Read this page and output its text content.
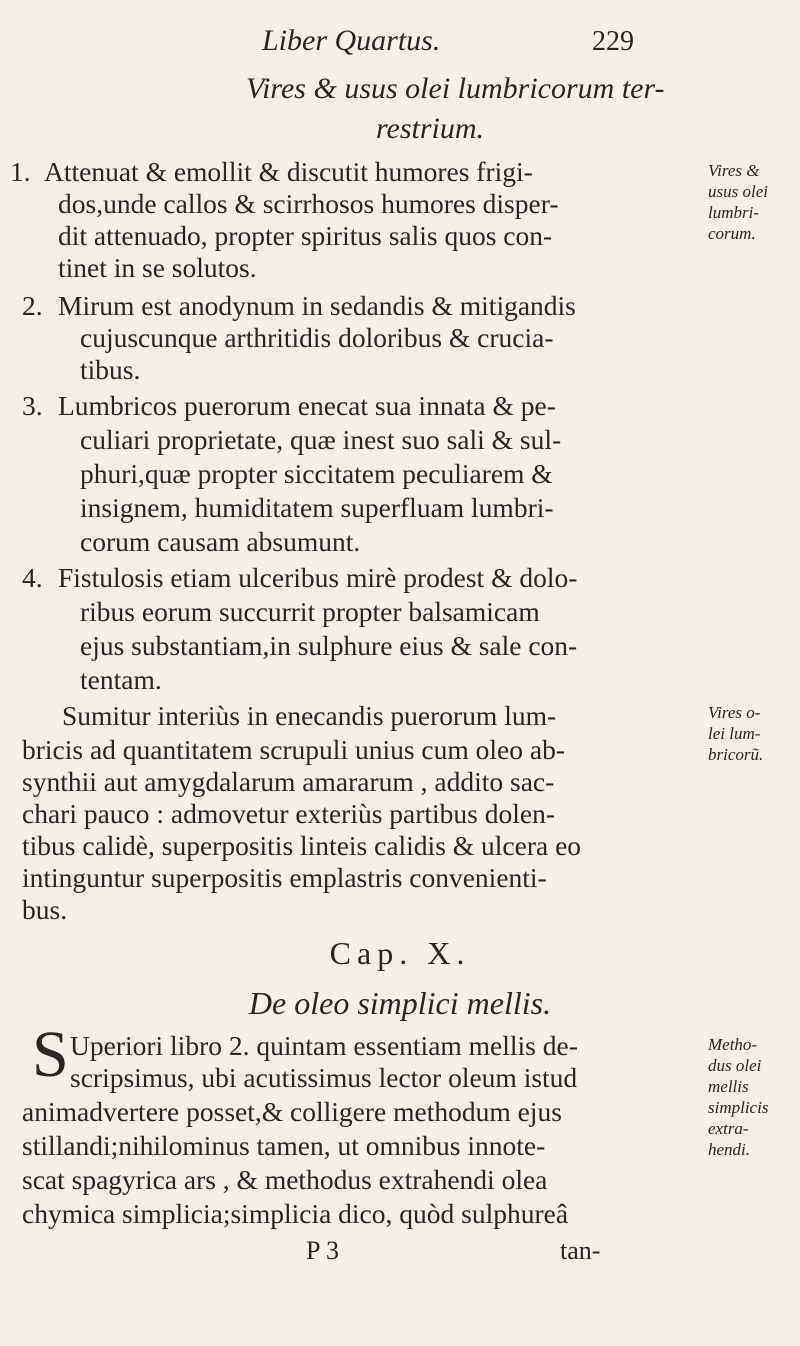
Liber Quartus.	229
Vires & usus olei lumbricorum ter-
restrium.
1. Attenuat & emollit & discutit humores frigi-
dos,unde callos & scirrhosos humores disper-
dit attenuado, propter spiritus salis quos con-
tinet in se solutos.
2. Mirum est anodynum in sedandis & mitigandis
cujuscunque arthritidis doloribus & crucia-
tibus.
3. Lumbricos puerorum enecat sua innata & pe-
culiari proprietate, quæ inest suo sali & sul-
phuri,quæ propter siccitatem peculiarem &
insignem, humiditatem superfluam lumbri-
corum causam absumunt.
4. Fistulosis etiam ulceribus mirè prodest & dolo-
ribus eorum succurrit propter balsamicam
ejus substantiam,in sulphure eius & sale con-
tentam.
Sumitur interiùs in enecandis puerorum lum-
bricis ad quantitatem scrupuli unius cum oleo ab-
synthii aut amygdalarum amararum , addito sac-
chari pauco : admovetur exteriùs partibus dolen-
tibus calidè, superpositis linteis calidis & ulcera eo
intinguntur superpositis emplastris convenienti-
bus.
Cap. X.
De oleo simplici mellis.
S Uperiori libro 2. quintam essentiam mellis de-
scripsimus, ubi acutissimus lector oleum istud
animadvertere posset,& colligere methodum ejus
stillandi;nihilominus tamen, ut omnibus innote-
scat spagyrica ars , & methodus extrahendi olea
chymica simplicia;simplicia dico, quòd sulphureâ
Vires &
usus olei
lumbri-
corum.
Vires o-
lei lum-
bricorũ.
Metho-
dus olei
mellis
simplicis
extra-
hendi.
P 3	tan-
════════════════════
STATED TASK - Filter the entries above down to the lines containing the word "puerorum".

ANSWER -
3. Lumbricos puerorum enecat sua innata & pe-
Sumitur interiùs in enecandis puerorum lum-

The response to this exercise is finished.